[Stored data]
# # #
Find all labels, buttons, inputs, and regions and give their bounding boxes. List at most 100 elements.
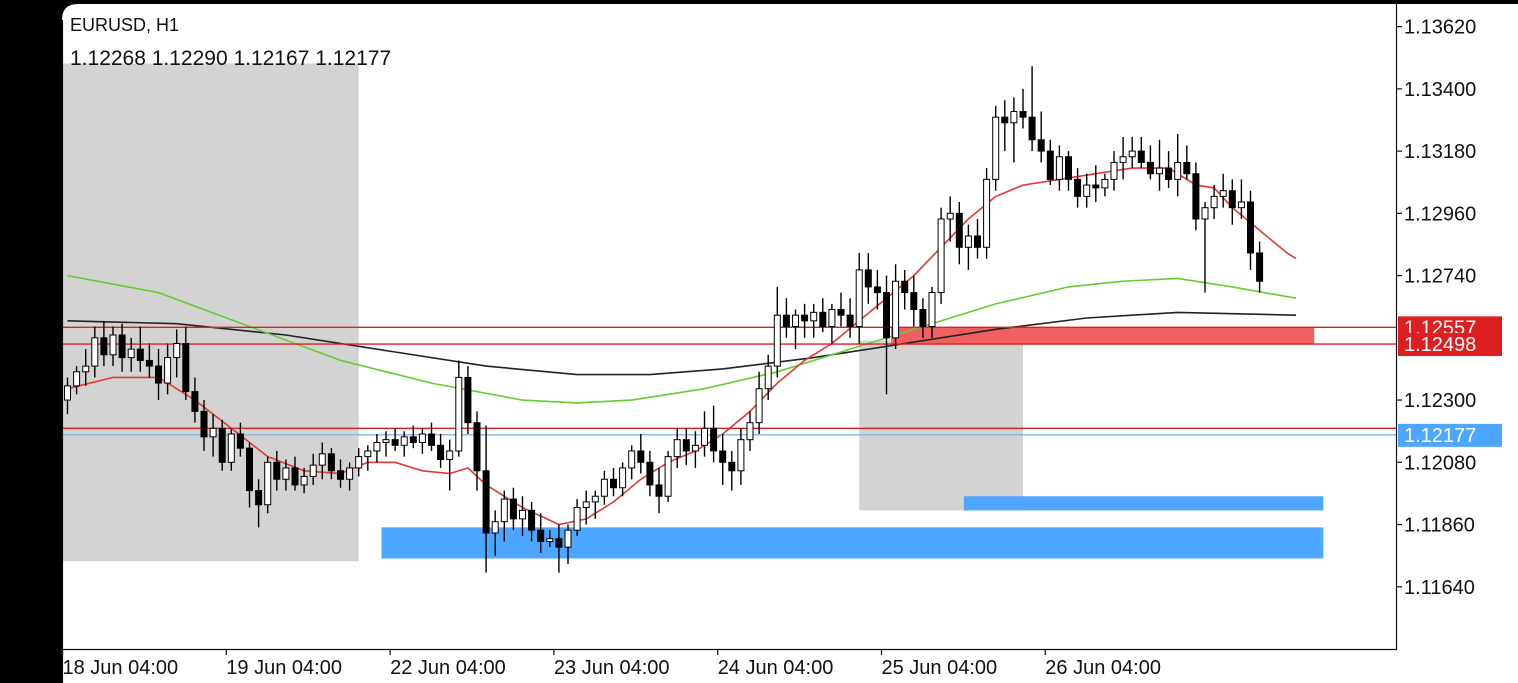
candle-124 xyxy=(1192,162,1200,231)
candle-29 xyxy=(327,448,335,480)
candle-110 xyxy=(1065,151,1072,191)
candle-0 xyxy=(64,377,71,415)
candle-102 xyxy=(992,105,1000,191)
candle-6 xyxy=(118,323,126,372)
candle-20 xyxy=(246,442,253,508)
candle-body-113 xyxy=(1092,184,1100,189)
candle-55 xyxy=(564,524,572,565)
price-axis[interactable]: 1.13620 1.13400 1.13180 1.12960 1.12740 1.123… xyxy=(1396,17,1476,599)
candle-129 xyxy=(1237,179,1245,219)
candle-25 xyxy=(291,456,299,491)
candle-109 xyxy=(1055,145,1063,191)
candle-13 xyxy=(182,326,190,401)
candle-body-52 xyxy=(537,529,545,542)
candle-4 xyxy=(100,320,108,367)
candle-body-88 xyxy=(864,269,872,288)
y-tick-label-2: 1.13180 xyxy=(1404,141,1476,163)
candle-19 xyxy=(236,422,244,457)
y-tick-label-3: 1.12960 xyxy=(1404,203,1476,225)
candle-106 xyxy=(1028,66,1036,152)
candle-body-24 xyxy=(282,467,290,480)
candle-57 xyxy=(582,490,590,525)
y-tick-label-8: 1.11640 xyxy=(1404,577,1475,599)
candle-90 xyxy=(883,275,890,395)
candle-126 xyxy=(1210,185,1218,219)
candle-body-22 xyxy=(264,461,272,506)
candle-80 xyxy=(792,309,799,350)
candle-body-4 xyxy=(100,337,108,356)
candle-body-15 xyxy=(200,410,208,438)
candle-body-104 xyxy=(1010,111,1018,124)
candle-70 xyxy=(701,411,708,457)
candle-body-36 xyxy=(391,439,399,446)
candle-body-60 xyxy=(610,478,617,489)
candle-body-105 xyxy=(1019,111,1027,118)
candle-1 xyxy=(73,366,81,395)
candle-body-127 xyxy=(1219,190,1227,197)
time-axis[interactable]: 18 Jun 04:00 19 Jun 04:00 22 Jun 04:00 23 J… xyxy=(61,649,1161,679)
candle-body-50 xyxy=(519,509,526,520)
candle-body-20 xyxy=(246,447,253,492)
candle-body-129 xyxy=(1237,201,1245,209)
candle-81 xyxy=(801,303,809,338)
candle-body-74 xyxy=(737,439,745,472)
candle-44 xyxy=(464,366,472,434)
candle-56 xyxy=(573,499,581,536)
candle-body-109 xyxy=(1055,156,1063,180)
candle-100 xyxy=(974,219,981,259)
candle-body-110 xyxy=(1065,156,1072,180)
candle-22 xyxy=(264,456,272,514)
resistance-zone-4 xyxy=(891,327,1315,345)
candle-body-102 xyxy=(992,116,1000,180)
candle-82 xyxy=(810,303,818,338)
candle-43 xyxy=(455,360,463,457)
y-tick-label-0: 1.13620 xyxy=(1404,17,1476,39)
symbol-timeframe-label: EURUSD, H1 xyxy=(70,15,179,35)
candle-67 xyxy=(673,428,681,468)
candle-body-53 xyxy=(546,538,554,543)
candle-75 xyxy=(746,411,754,451)
candle-93 xyxy=(910,275,918,327)
candle-body-78 xyxy=(773,314,781,367)
candle-body-13 xyxy=(182,342,190,393)
candle-body-119 xyxy=(1146,161,1154,175)
candle-38 xyxy=(409,425,417,449)
candle-31 xyxy=(346,462,354,491)
candle-86 xyxy=(846,298,854,338)
x-tick-label-2: 22 Jun 04:00 xyxy=(390,657,506,679)
y-tick-label-4: 1.12740 xyxy=(1404,266,1476,288)
candle-body-43 xyxy=(455,376,463,452)
candle-68 xyxy=(682,428,690,466)
candle-body-40 xyxy=(428,433,435,446)
candle-74 xyxy=(737,428,745,485)
candle-60 xyxy=(610,467,617,497)
candles xyxy=(64,66,1264,573)
candle-body-32 xyxy=(355,456,363,469)
candle-88 xyxy=(864,252,872,304)
candle-39 xyxy=(418,428,426,454)
candle-body-7 xyxy=(127,348,135,359)
candle-body-17 xyxy=(218,427,226,463)
candle-body-85 xyxy=(837,309,845,316)
candle-69 xyxy=(691,431,699,468)
candle-body-3 xyxy=(91,337,99,367)
candle-121 xyxy=(1165,151,1173,188)
candle-23 xyxy=(273,450,281,491)
candle-body-120 xyxy=(1156,167,1163,175)
candle-105 xyxy=(1019,88,1027,129)
candle-body-75 xyxy=(746,422,754,441)
candle-14 xyxy=(191,377,199,423)
candle-30 xyxy=(337,459,344,488)
candle-body-72 xyxy=(719,450,727,463)
candle-body-12 xyxy=(173,342,181,359)
candle-116 xyxy=(1119,136,1127,180)
candle-body-30 xyxy=(337,470,344,480)
candle-64 xyxy=(646,450,654,497)
candle-120 xyxy=(1156,139,1163,191)
candle-51 xyxy=(528,501,536,542)
candle-17 xyxy=(218,419,226,471)
candle-11 xyxy=(164,343,172,395)
candle-body-80 xyxy=(792,314,799,327)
# # #
Edit everything from the line containing "candle-124 xyxy=(1192,162,1200,231)" down to the line containing "candle-90 xyxy=(883,275,890,395)", changing "xyxy" to "box" and leaving the rest of those lines unchanged. Give only those lines.

• Response to the exercise:
candle-124 box=(1192,162,1200,231)
candle-29 box=(327,448,335,480)
candle-110 box=(1065,151,1072,191)
candle-0 box=(64,377,71,415)
candle-102 box=(992,105,1000,191)
candle-6 box=(118,323,126,372)
candle-20 box=(246,442,253,508)
candle-body-113 box=(1092,184,1100,189)
candle-55 box=(564,524,572,565)
price-axis[interactable]: 1.13620 1.13400 1.13180 1.12960 1.12740 1.123… box=(1396,17,1476,599)
candle-129 box=(1237,179,1245,219)
candle-25 box=(291,456,299,491)
candle-109 box=(1055,145,1063,191)
candle-13 box=(182,326,190,401)
candle-body-52 box=(537,529,545,542)
candle-4 box=(100,320,108,367)
candle-body-88 box=(864,269,872,288)
y-tick-label-2: 1.13180 box=(1404,141,1476,163)
candle-19 box=(236,422,244,457)
y-tick-label-3: 1.12960 box=(1404,203,1476,225)
candle-106 box=(1028,66,1036,152)
candle-body-24 box=(282,467,290,480)
candle-57 box=(582,490,590,525)
y-tick-label-8: 1.11640 box=(1404,577,1475,599)
candle-90 box=(883,275,890,395)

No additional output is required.